-- THE TASK --
Without including the pictures, copy out every line below.

## START MATERIAL

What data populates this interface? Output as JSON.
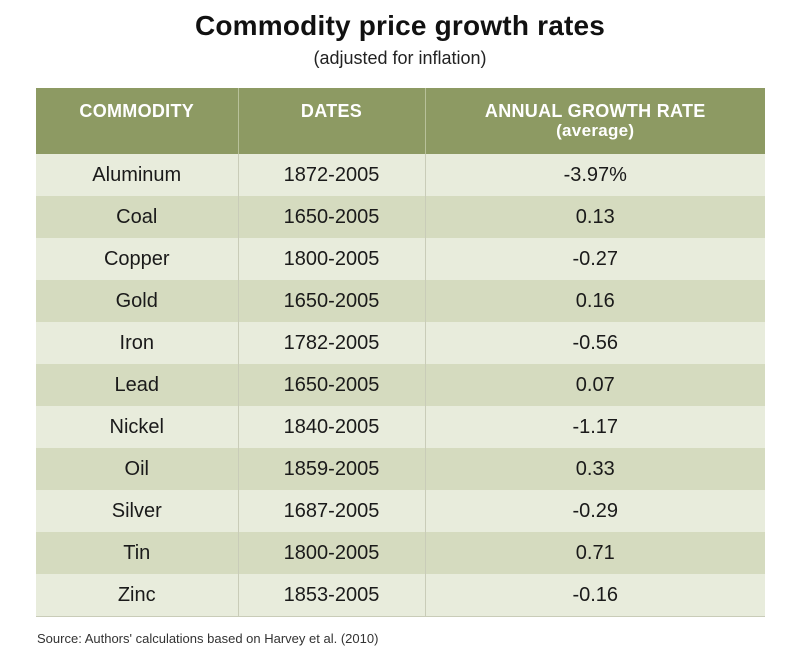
{
  "chart_data": {
    "type": "table",
    "title": "Commodity price growth rates",
    "subtitle": "(adjusted for inflation)",
    "columns": [
      {
        "label": "COMMODITY",
        "sublabel": ""
      },
      {
        "label": "DATES",
        "sublabel": ""
      },
      {
        "label": "ANNUAL GROWTH RATE",
        "sublabel": "(average)"
      }
    ],
    "rows": [
      {
        "commodity": "Aluminum",
        "dates": "1872-2005",
        "rate": "-3.97%"
      },
      {
        "commodity": "Coal",
        "dates": "1650-2005",
        "rate": "0.13"
      },
      {
        "commodity": "Copper",
        "dates": "1800-2005",
        "rate": "-0.27"
      },
      {
        "commodity": "Gold",
        "dates": "1650-2005",
        "rate": "0.16"
      },
      {
        "commodity": "Iron",
        "dates": "1782-2005",
        "rate": "-0.56"
      },
      {
        "commodity": "Lead",
        "dates": "1650-2005",
        "rate": "0.07"
      },
      {
        "commodity": "Nickel",
        "dates": "1840-2005",
        "rate": "-1.17"
      },
      {
        "commodity": "Oil",
        "dates": "1859-2005",
        "rate": "0.33"
      },
      {
        "commodity": "Silver",
        "dates": "1687-2005",
        "rate": "-0.29"
      },
      {
        "commodity": "Tin",
        "dates": "1800-2005",
        "rate": "0.71"
      },
      {
        "commodity": "Zinc",
        "dates": "1853-2005",
        "rate": "-0.16"
      }
    ],
    "source": "Source: Authors' calculations based on Harvey et al. (2010)"
  },
  "colors": {
    "header_bg": "#8d9a63",
    "row_light": "#e8ecdc",
    "row_dark": "#d5dbbf"
  }
}
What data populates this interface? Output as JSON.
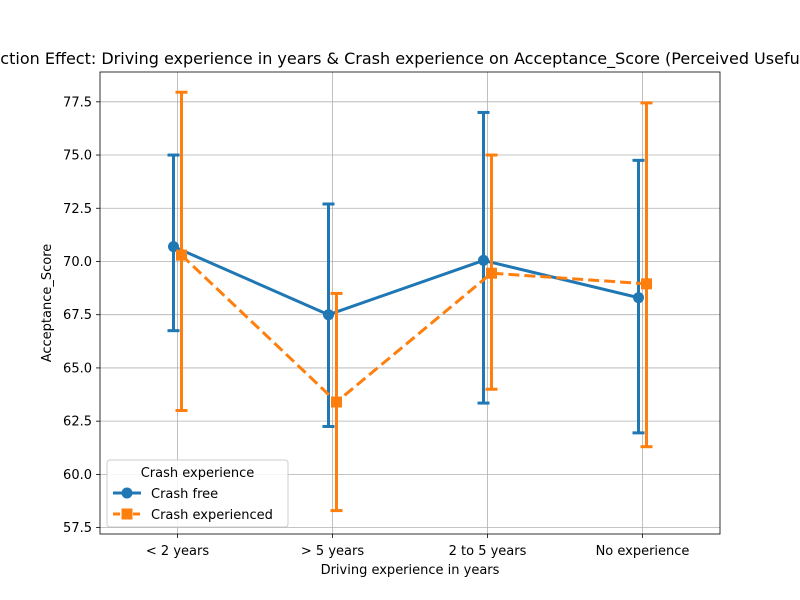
{
  "chart_data": {
    "type": "line",
    "title": "Interaction Effect: Driving experience in years & Crash experience on Acceptance_Score (Perceived Usefulness)",
    "xlabel": "Driving experience in years",
    "ylabel": "Acceptance_Score",
    "categories": [
      "< 2 years",
      "> 5 years",
      "2 to 5 years",
      "No experience"
    ],
    "ylim": [
      57.2,
      78.9
    ],
    "yticks": [
      57.5,
      60.0,
      62.5,
      65.0,
      67.5,
      70.0,
      72.5,
      75.0,
      77.5
    ],
    "ytick_labels": [
      "57.5",
      "60.0",
      "62.5",
      "65.0",
      "67.5",
      "70.0",
      "72.5",
      "75.0",
      "77.5"
    ],
    "grid": true,
    "legend": {
      "title": "Crash experience",
      "placement": "lower-left"
    },
    "series": [
      {
        "name": "Crash free",
        "color": "#1f77b4",
        "marker": "circle",
        "linestyle": "solid",
        "values": [
          70.7,
          67.5,
          70.05,
          68.3
        ],
        "ci_low": [
          66.75,
          62.25,
          63.35,
          61.95
        ],
        "ci_high": [
          75.0,
          72.7,
          77.0,
          74.75
        ]
      },
      {
        "name": "Crash experienced",
        "color": "#ff7f0e",
        "marker": "square",
        "linestyle": "dashed",
        "values": [
          70.3,
          63.4,
          69.45,
          68.95
        ],
        "ci_low": [
          63.0,
          58.3,
          64.0,
          61.3
        ],
        "ci_high": [
          77.95,
          68.5,
          75.0,
          77.45
        ]
      }
    ]
  }
}
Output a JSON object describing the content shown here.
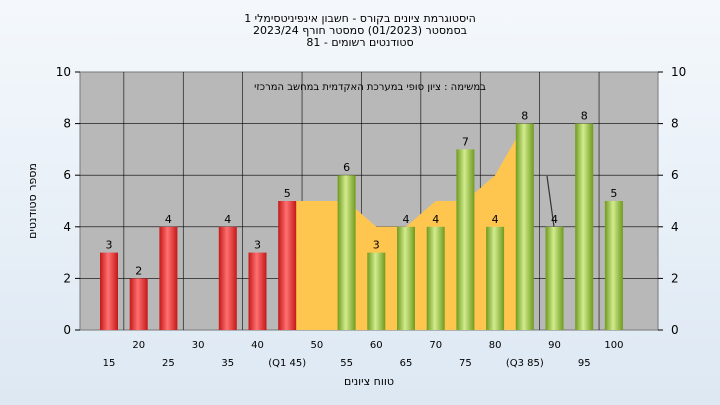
{
  "chart_data": {
    "type": "bar",
    "title_lines": [
      "היסטוגרמת ציונים בקורס - חשבון אינפיניטסימלי 1",
      "בסמסטר  (01/2023)  סמסטר חורף  2023/24",
      "סטודנטים רשומים - 81"
    ],
    "plot_subtitle": "במשימה : ציון סופי במערכת האקדמית במחשב המרכזי",
    "xlabel": "טווח ציונים",
    "ylabel": "מספר סטודנטים",
    "ylim": [
      0,
      10
    ],
    "yticks": [
      0,
      2,
      4,
      6,
      8,
      10
    ],
    "grid": true,
    "categories": [
      "15",
      "20",
      "25",
      "30",
      "35",
      "40",
      "45",
      "50",
      "55",
      "60",
      "65",
      "70",
      "75",
      "80",
      "85",
      "90",
      "95",
      "100"
    ],
    "tick_labels": [
      "15",
      "20",
      "25",
      "30",
      "35",
      "40",
      "(Q1 45)",
      "50",
      "55",
      "60",
      "65",
      "70",
      "75",
      "80",
      "(Q3 85)",
      "90",
      "95",
      "100"
    ],
    "values": [
      3,
      2,
      4,
      0,
      4,
      3,
      5,
      0,
      6,
      3,
      4,
      4,
      7,
      4,
      8,
      4,
      8,
      5
    ],
    "value_labels": [
      "3",
      "2",
      "4",
      "",
      "4",
      "3",
      "5",
      "",
      "6",
      "3",
      "4",
      "4",
      "7",
      "4",
      "8",
      "4",
      "8",
      "5"
    ],
    "bar_colors": [
      "red",
      "red",
      "red",
      "red",
      "red",
      "red",
      "red",
      "red",
      "green",
      "green",
      "green",
      "green",
      "green",
      "green",
      "green",
      "green",
      "green",
      "green"
    ],
    "area": {
      "x_from": 45,
      "x_to": 85,
      "values": [
        5,
        5,
        5,
        4,
        4,
        5,
        5,
        6,
        8
      ],
      "color": "#ffc64f"
    },
    "colors": {
      "red_light": "#ff7070",
      "red_dark": "#c41818",
      "green_light": "#d2ec8e",
      "green_dark": "#6f9a1e",
      "plot_bg": "#b8b8b8",
      "area": "#ffc64f"
    }
  }
}
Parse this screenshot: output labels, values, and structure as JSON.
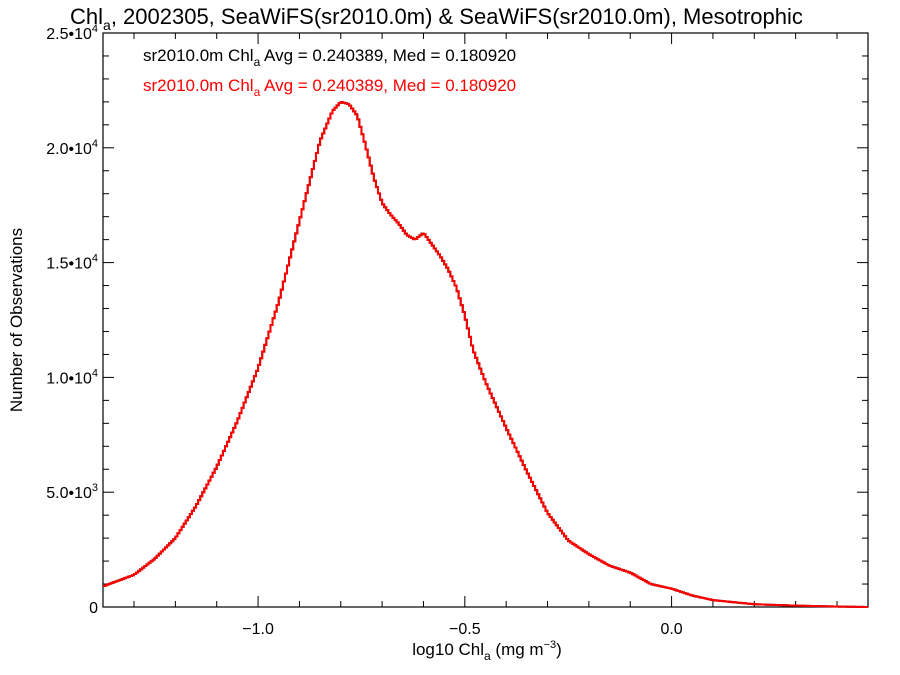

## END MATERIAL

-- EXPECTED ANSWER --
What data populates this interface? Output as JSON.
{
  "chart_data": {
    "type": "table",
    "title": "Commodity price growth rates",
    "subtitle": "(adjusted for inflation)",
    "columns": [
      {
        "label": "COMMODITY",
        "sublabel": ""
      },
      {
        "label": "DATES",
        "sublabel": ""
      },
      {
        "label": "ANNUAL GROWTH RATE",
        "sublabel": "(average)"
      }
    ],
    "rows": [
      {
        "commodity": "Aluminum",
        "dates": "1872-2005",
        "rate": "-3.97%"
      },
      {
        "commodity": "Coal",
        "dates": "1650-2005",
        "rate": "0.13"
      },
      {
        "commodity": "Copper",
        "dates": "1800-2005",
        "rate": "-0.27"
      },
      {
        "commodity": "Gold",
        "dates": "1650-2005",
        "rate": "0.16"
      },
      {
        "commodity": "Iron",
        "dates": "1782-2005",
        "rate": "-0.56"
      },
      {
        "commodity": "Lead",
        "dates": "1650-2005",
        "rate": "0.07"
      },
      {
        "commodity": "Nickel",
        "dates": "1840-2005",
        "rate": "-1.17"
      },
      {
        "commodity": "Oil",
        "dates": "1859-2005",
        "rate": "0.33"
      },
      {
        "commodity": "Silver",
        "dates": "1687-2005",
        "rate": "-0.29"
      },
      {
        "commodity": "Tin",
        "dates": "1800-2005",
        "rate": "0.71"
      },
      {
        "commodity": "Zinc",
        "dates": "1853-2005",
        "rate": "-0.16"
      }
    ],
    "source": "Source: Authors' calculations based on Harvey et al. (2010)"
  },
  "colors": {
    "header_bg": "#8d9a63",
    "row_light": "#e8ecdc",
    "row_dark": "#d5dbbf"
  }
}
What data populates this interface? Output as JSON.
{
  "chart_data": {
    "type": "line",
    "title": "Interaction Effect: Driving experience in years & Crash experience on Acceptance_Score (Perceived Usefulness)",
    "xlabel": "Driving experience in years",
    "ylabel": "Acceptance_Score",
    "categories": [
      "< 2 years",
      "> 5 years",
      "2 to 5 years",
      "No experience"
    ],
    "ylim": [
      57.2,
      78.9
    ],
    "yticks": [
      57.5,
      60.0,
      62.5,
      65.0,
      67.5,
      70.0,
      72.5,
      75.0,
      77.5
    ],
    "ytick_labels": [
      "57.5",
      "60.0",
      "62.5",
      "65.0",
      "67.5",
      "70.0",
      "72.5",
      "75.0",
      "77.5"
    ],
    "grid": true,
    "legend": {
      "title": "Crash experience",
      "placement": "lower-left"
    },
    "series": [
      {
        "name": "Crash free",
        "color": "#1f77b4",
        "marker": "circle",
        "linestyle": "solid",
        "values": [
          70.7,
          67.5,
          70.05,
          68.3
        ],
        "ci_low": [
          66.75,
          62.25,
          63.35,
          61.95
        ],
        "ci_high": [
          75.0,
          72.7,
          77.0,
          74.75
        ]
      },
      {
        "name": "Crash experienced",
        "color": "#ff7f0e",
        "marker": "square",
        "linestyle": "dashed",
        "values": [
          70.3,
          63.4,
          69.45,
          68.95
        ],
        "ci_low": [
          63.0,
          58.3,
          64.0,
          61.3
        ],
        "ci_high": [
          77.95,
          68.5,
          75.0,
          77.45
        ]
      }
    ]
  }
}
Output a JSON object describing the content shown here.
{
  "chart_data": {
    "type": "bar",
    "title_lines": [
      "היסטוגרמת ציונים בקורס - חשבון אינפיניטסימלי 1",
      "בסמסטר  (01/2023)  סמסטר חורף  2023/24",
      "סטודנטים רשומים - 81"
    ],
    "plot_subtitle": "במשימה : ציון סופי במערכת האקדמית במחשב המרכזי",
    "xlabel": "טווח ציונים",
    "ylabel": "מספר סטודנטים",
    "ylim": [
      0,
      10
    ],
    "yticks": [
      0,
      2,
      4,
      6,
      8,
      10
    ],
    "grid": true,
    "categories": [
      "15",
      "20",
      "25",
      "30",
      "35",
      "40",
      "45",
      "50",
      "55",
      "60",
      "65",
      "70",
      "75",
      "80",
      "85",
      "90",
      "95",
      "100"
    ],
    "tick_labels": [
      "15",
      "20",
      "25",
      "30",
      "35",
      "40",
      "(Q1 45)",
      "50",
      "55",
      "60",
      "65",
      "70",
      "75",
      "80",
      "(Q3 85)",
      "90",
      "95",
      "100"
    ],
    "values": [
      3,
      2,
      4,
      0,
      4,
      3,
      5,
      0,
      6,
      3,
      4,
      4,
      7,
      4,
      8,
      4,
      8,
      5
    ],
    "value_labels": [
      "3",
      "2",
      "4",
      "",
      "4",
      "3",
      "5",
      "",
      "6",
      "3",
      "4",
      "4",
      "7",
      "4",
      "8",
      "4",
      "8",
      "5"
    ],
    "bar_colors": [
      "red",
      "red",
      "red",
      "red",
      "red",
      "red",
      "red",
      "red",
      "green",
      "green",
      "green",
      "green",
      "green",
      "green",
      "green",
      "green",
      "green",
      "green"
    ],
    "area": {
      "x_from": 45,
      "x_to": 85,
      "values": [
        5,
        5,
        5,
        4,
        4,
        5,
        5,
        6,
        8
      ],
      "color": "#ffc64f"
    },
    "colors": {
      "red_light": "#ff7070",
      "red_dark": "#c41818",
      "green_light": "#d2ec8e",
      "green_dark": "#6f9a1e",
      "plot_bg": "#b8b8b8",
      "area": "#ffc64f"
    }
  }
}
Parse this screenshot: output labels, values, and structure as JSON.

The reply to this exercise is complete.